# start of RECORDS FOR THIS TASK

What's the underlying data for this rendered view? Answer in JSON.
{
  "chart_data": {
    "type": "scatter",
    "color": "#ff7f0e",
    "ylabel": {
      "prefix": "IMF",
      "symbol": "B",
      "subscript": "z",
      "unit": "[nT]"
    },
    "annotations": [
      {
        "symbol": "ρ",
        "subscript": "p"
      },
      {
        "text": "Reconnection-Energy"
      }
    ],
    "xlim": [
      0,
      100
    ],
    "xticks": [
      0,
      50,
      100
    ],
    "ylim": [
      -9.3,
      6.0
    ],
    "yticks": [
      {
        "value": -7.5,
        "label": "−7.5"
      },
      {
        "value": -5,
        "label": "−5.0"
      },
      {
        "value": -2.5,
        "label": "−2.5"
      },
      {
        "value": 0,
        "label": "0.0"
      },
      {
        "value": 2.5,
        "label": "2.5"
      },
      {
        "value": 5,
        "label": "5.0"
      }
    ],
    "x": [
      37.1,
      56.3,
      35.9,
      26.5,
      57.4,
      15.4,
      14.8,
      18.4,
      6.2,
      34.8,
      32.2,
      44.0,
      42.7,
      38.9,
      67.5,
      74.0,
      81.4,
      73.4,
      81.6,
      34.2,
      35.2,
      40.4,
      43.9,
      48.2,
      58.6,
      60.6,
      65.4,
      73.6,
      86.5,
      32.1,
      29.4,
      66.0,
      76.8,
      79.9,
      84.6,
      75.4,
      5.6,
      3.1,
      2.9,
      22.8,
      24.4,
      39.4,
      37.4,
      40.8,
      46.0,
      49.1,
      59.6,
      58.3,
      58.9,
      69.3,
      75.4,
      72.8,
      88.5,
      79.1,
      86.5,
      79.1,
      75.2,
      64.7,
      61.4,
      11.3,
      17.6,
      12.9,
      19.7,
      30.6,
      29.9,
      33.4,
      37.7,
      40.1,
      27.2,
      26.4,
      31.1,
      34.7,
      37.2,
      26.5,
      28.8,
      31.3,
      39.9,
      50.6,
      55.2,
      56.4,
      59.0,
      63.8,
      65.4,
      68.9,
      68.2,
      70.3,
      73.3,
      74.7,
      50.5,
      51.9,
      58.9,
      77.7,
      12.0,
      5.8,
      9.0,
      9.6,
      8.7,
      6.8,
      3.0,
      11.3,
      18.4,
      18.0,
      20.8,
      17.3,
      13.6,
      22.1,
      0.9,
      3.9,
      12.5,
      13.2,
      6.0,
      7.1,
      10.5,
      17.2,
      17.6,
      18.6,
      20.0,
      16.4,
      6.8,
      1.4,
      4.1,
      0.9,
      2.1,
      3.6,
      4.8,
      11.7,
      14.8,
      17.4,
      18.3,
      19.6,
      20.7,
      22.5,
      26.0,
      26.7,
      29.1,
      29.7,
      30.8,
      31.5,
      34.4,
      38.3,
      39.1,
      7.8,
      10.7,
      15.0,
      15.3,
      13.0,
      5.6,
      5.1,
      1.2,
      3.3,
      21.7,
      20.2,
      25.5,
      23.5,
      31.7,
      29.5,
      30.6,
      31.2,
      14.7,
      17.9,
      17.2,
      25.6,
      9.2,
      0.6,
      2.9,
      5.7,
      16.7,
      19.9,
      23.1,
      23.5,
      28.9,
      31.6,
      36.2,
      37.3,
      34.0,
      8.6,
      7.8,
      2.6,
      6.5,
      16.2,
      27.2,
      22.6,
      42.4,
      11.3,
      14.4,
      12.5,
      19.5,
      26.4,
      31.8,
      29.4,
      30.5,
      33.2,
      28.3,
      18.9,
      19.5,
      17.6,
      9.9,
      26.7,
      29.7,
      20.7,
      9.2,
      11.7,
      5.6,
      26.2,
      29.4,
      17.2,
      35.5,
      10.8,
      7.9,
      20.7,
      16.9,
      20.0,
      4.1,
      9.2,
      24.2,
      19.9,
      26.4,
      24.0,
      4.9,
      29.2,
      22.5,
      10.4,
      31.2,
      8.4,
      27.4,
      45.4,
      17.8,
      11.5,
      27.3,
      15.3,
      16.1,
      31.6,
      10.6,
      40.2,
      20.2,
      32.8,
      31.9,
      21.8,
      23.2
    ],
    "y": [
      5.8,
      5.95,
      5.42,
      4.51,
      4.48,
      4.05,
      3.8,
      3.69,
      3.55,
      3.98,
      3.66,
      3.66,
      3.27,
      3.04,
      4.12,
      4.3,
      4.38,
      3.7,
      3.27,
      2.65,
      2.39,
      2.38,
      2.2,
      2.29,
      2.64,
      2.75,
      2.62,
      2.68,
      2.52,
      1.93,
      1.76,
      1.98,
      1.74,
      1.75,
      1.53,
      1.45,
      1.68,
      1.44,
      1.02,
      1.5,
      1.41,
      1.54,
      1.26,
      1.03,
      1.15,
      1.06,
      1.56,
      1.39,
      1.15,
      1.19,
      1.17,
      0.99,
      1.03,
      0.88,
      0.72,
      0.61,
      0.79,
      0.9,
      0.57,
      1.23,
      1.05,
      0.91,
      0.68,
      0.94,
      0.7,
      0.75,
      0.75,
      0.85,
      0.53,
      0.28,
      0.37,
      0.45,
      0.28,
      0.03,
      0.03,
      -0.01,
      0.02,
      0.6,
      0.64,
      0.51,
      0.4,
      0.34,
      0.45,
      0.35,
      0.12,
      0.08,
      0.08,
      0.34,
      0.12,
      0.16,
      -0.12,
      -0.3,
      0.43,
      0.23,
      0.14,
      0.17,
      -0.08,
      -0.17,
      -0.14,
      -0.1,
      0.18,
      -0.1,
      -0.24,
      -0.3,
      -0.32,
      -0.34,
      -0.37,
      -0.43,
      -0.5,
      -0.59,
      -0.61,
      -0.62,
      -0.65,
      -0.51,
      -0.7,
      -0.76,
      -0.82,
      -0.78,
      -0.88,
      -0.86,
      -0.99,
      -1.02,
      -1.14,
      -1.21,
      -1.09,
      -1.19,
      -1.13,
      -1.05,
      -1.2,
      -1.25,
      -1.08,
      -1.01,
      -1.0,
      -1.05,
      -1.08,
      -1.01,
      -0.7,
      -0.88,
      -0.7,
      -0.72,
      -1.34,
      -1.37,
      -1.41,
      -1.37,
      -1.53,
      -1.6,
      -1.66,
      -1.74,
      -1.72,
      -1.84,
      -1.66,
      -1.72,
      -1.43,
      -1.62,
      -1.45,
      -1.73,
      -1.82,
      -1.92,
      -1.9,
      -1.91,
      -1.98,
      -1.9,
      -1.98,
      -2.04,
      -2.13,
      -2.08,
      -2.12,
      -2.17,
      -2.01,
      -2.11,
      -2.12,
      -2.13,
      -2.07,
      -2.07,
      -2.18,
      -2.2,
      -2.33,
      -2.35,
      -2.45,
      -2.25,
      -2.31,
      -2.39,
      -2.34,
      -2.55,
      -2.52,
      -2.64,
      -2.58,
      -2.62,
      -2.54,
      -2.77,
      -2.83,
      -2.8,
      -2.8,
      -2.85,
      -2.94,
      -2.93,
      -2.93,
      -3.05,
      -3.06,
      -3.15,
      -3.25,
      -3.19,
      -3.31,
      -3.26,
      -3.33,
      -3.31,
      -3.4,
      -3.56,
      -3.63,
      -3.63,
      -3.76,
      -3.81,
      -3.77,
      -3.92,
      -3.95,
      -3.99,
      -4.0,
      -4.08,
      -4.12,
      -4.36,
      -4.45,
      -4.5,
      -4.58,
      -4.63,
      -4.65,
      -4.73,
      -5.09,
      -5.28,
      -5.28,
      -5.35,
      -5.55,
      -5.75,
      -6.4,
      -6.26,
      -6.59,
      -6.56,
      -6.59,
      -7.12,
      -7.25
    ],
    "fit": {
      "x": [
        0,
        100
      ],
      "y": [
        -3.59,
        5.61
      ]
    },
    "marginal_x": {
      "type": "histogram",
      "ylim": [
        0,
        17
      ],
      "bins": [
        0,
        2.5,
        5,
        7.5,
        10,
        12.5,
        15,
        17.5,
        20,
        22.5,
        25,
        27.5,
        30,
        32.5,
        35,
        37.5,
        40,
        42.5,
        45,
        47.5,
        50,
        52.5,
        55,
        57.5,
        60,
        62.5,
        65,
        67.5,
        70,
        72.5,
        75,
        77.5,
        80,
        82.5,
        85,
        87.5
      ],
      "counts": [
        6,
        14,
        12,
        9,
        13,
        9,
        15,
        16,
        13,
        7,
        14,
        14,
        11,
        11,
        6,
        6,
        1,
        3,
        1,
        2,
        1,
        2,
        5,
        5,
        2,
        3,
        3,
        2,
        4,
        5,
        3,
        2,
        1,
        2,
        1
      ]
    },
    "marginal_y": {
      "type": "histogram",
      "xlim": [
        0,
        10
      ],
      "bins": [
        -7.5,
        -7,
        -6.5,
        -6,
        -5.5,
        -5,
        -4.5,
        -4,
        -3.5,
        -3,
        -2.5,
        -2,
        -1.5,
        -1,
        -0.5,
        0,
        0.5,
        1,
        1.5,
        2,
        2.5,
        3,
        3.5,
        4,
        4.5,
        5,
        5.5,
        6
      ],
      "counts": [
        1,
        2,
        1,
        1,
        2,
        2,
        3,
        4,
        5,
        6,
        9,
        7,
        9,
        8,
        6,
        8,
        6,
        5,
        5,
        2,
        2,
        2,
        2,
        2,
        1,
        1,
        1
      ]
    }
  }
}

# end of RECORDS FOR THIS TASK

▸ THE REQUEST
All lines above with "value" in them should be returned.

▸ WORKED SOLUTION
        "value": -7.5,
        "value": -5,
        "value": -2.5,
        "value": 0,
        "value": 2.5,
        "value": 5,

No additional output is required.